> _Input records_:
───
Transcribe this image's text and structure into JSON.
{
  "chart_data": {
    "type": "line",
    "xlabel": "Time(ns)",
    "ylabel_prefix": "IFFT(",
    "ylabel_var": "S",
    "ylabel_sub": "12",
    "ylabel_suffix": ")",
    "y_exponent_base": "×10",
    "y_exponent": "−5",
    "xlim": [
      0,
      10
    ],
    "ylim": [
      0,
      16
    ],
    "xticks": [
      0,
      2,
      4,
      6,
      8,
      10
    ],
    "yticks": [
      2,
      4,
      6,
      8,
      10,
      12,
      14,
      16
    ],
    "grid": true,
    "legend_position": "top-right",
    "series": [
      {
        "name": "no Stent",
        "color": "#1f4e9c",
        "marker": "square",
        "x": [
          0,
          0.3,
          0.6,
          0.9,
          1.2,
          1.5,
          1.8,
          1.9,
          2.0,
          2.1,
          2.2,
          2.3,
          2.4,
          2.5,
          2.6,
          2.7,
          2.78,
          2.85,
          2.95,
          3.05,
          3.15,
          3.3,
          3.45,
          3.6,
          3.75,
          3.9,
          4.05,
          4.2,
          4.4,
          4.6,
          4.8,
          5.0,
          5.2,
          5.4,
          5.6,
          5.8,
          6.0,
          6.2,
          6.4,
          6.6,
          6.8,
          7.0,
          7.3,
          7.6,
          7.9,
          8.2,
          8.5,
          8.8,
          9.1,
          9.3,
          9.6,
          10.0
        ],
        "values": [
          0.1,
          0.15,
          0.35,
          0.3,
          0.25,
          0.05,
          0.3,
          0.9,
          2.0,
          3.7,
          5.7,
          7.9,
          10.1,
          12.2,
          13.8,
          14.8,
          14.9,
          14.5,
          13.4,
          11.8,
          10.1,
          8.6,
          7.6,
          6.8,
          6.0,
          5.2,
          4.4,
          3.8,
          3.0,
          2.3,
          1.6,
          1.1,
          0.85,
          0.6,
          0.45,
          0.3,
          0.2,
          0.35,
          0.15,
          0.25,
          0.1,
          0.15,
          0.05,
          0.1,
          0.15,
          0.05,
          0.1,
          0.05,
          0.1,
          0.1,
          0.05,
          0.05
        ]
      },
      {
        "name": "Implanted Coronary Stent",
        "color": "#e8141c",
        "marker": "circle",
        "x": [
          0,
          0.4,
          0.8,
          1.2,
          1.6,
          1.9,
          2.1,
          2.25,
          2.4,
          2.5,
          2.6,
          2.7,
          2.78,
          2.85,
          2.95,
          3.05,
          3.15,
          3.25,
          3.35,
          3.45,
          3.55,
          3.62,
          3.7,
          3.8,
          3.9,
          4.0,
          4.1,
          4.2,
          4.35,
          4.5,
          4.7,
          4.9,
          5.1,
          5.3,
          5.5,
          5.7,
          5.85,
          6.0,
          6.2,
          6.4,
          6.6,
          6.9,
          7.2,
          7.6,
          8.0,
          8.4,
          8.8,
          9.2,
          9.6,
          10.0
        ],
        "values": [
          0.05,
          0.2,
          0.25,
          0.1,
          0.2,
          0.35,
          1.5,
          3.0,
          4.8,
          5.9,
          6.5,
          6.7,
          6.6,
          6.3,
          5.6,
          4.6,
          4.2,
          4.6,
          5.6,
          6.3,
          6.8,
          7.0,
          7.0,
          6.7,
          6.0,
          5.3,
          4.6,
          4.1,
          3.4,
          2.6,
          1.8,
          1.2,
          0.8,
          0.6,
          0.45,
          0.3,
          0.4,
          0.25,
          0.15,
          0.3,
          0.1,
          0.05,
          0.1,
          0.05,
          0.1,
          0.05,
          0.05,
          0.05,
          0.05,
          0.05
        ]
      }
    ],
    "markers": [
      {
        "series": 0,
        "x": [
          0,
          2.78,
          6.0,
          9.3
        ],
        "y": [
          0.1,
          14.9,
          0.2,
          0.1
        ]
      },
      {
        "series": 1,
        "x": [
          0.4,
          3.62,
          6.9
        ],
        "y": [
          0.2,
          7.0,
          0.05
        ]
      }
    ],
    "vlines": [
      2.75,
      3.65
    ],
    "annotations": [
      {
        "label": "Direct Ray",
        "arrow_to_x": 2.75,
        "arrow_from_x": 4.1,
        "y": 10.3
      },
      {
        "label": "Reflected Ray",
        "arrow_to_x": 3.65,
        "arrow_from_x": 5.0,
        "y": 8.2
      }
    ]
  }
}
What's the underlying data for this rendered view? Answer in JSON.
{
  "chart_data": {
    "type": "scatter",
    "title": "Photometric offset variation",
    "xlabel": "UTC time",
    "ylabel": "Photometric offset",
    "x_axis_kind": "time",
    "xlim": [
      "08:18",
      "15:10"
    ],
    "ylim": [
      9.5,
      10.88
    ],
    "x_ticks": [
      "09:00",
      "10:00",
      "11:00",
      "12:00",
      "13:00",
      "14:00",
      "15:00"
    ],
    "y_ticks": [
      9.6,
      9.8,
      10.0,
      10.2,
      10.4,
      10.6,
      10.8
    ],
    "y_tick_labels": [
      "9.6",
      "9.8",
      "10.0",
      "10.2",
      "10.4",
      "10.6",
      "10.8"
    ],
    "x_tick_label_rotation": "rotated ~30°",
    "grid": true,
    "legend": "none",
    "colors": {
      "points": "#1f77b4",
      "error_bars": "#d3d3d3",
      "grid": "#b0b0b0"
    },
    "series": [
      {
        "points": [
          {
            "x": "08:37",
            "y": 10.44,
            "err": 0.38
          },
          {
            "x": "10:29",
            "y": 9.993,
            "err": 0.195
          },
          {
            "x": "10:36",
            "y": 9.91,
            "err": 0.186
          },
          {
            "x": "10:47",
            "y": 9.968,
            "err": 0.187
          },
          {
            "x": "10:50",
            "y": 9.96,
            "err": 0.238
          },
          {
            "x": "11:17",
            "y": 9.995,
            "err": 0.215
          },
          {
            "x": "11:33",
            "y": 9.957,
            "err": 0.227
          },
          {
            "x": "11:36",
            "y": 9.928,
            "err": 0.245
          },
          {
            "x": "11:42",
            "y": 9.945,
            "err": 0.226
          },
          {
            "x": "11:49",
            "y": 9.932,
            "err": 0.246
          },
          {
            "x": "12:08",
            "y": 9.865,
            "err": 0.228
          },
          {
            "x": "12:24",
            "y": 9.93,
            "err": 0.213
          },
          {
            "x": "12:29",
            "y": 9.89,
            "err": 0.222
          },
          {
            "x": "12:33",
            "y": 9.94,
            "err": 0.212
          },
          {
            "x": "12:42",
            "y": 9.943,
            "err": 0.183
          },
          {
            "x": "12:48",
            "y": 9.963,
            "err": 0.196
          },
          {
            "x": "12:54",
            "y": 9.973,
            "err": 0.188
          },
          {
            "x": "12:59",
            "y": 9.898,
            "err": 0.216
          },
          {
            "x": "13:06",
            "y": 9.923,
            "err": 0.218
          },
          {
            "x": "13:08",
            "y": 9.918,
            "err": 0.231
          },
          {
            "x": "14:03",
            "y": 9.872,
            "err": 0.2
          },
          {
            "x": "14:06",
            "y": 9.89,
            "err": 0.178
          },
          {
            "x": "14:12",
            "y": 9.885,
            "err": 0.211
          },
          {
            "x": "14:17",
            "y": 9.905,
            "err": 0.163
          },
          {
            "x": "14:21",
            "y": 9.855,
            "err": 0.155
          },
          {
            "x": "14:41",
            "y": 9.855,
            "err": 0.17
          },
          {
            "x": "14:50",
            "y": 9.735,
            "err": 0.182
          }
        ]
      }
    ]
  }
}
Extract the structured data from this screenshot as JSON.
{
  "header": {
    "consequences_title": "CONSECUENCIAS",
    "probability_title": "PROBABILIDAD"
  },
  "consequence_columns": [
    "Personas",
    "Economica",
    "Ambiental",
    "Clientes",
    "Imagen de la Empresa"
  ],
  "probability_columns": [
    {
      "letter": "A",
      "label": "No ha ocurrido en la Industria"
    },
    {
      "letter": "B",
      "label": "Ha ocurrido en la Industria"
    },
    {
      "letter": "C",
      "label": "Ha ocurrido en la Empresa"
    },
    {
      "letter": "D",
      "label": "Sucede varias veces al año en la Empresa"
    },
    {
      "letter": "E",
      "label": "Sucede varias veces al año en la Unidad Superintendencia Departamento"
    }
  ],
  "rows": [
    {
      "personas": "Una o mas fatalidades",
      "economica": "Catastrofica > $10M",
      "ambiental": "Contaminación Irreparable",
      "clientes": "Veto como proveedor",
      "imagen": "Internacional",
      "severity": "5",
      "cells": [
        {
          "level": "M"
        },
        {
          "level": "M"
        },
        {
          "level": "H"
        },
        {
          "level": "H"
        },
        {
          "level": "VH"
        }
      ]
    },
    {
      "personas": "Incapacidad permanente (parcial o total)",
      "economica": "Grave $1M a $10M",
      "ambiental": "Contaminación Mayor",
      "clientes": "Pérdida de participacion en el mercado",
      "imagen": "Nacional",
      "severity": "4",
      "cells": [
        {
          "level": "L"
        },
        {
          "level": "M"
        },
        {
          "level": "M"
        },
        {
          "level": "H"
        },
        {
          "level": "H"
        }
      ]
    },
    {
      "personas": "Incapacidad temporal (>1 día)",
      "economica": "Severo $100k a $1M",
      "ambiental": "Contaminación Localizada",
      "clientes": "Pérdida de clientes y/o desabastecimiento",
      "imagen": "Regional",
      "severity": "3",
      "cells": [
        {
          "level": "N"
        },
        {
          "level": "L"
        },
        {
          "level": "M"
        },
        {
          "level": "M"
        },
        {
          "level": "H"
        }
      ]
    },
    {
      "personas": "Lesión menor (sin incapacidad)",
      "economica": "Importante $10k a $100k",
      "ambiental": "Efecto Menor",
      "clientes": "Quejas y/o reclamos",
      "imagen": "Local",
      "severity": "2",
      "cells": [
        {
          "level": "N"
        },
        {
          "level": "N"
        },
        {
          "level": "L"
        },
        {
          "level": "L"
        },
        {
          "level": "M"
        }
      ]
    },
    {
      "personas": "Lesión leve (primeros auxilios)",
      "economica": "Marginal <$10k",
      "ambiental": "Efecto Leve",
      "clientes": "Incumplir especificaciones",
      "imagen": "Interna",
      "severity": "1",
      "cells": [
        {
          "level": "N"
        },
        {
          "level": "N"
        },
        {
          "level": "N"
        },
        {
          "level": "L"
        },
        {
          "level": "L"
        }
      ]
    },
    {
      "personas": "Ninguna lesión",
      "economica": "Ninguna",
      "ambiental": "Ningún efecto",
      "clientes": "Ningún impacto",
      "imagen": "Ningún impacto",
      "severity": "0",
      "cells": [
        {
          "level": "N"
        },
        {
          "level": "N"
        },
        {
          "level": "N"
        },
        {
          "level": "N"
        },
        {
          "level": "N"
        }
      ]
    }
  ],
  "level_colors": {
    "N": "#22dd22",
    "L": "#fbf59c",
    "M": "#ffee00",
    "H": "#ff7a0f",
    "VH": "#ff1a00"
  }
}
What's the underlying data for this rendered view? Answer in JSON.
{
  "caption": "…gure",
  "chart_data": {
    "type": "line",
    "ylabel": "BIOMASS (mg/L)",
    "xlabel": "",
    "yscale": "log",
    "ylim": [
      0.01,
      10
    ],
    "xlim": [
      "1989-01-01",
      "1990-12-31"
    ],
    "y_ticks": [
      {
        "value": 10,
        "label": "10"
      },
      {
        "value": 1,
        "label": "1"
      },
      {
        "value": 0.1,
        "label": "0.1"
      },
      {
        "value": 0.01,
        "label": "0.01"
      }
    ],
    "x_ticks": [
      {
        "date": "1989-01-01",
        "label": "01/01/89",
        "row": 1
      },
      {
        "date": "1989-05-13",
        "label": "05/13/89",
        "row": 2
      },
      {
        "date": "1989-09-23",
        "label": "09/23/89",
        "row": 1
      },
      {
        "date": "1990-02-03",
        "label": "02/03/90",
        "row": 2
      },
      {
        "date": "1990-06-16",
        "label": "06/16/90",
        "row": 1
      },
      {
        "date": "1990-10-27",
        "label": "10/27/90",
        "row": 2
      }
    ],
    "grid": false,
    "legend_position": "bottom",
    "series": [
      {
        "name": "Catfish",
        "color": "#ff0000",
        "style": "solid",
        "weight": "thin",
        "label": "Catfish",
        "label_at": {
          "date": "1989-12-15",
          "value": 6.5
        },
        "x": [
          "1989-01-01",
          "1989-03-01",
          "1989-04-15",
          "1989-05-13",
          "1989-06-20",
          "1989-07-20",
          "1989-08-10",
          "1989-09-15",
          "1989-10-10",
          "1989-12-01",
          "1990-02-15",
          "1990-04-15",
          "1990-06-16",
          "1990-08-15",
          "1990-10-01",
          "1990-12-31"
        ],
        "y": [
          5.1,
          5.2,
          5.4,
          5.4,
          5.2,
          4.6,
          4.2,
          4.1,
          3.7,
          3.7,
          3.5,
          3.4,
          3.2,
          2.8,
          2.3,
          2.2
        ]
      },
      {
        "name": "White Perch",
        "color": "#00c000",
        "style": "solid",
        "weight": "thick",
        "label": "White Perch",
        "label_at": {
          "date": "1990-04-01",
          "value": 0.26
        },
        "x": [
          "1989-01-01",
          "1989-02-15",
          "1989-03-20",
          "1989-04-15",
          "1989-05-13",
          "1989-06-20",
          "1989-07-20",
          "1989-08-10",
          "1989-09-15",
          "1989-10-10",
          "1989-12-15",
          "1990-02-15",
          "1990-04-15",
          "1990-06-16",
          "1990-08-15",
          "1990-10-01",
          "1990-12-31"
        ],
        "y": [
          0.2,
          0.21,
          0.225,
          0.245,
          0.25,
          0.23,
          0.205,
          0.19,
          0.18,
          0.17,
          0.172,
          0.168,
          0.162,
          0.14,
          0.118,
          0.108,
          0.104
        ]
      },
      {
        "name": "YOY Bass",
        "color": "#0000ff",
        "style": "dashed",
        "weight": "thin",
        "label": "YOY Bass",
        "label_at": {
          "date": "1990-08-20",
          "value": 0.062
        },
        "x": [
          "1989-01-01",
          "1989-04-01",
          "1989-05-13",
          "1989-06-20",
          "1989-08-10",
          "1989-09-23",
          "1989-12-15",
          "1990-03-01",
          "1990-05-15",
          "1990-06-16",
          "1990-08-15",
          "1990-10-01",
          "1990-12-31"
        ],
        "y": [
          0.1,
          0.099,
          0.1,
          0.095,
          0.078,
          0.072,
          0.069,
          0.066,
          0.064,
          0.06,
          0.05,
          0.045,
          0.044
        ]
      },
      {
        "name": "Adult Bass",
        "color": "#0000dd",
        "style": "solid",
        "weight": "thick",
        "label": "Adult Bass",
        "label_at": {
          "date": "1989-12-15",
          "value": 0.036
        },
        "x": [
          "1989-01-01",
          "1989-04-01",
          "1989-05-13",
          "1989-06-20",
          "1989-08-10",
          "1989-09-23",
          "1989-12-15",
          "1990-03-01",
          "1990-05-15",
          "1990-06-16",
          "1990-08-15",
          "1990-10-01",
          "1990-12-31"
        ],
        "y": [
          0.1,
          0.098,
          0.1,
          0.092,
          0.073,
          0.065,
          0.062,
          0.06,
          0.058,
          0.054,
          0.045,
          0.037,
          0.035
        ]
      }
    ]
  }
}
───
Some lines of the data above may hold the word "Industria"; report how many do, and nothing else.

> _Result of this exercise_: 2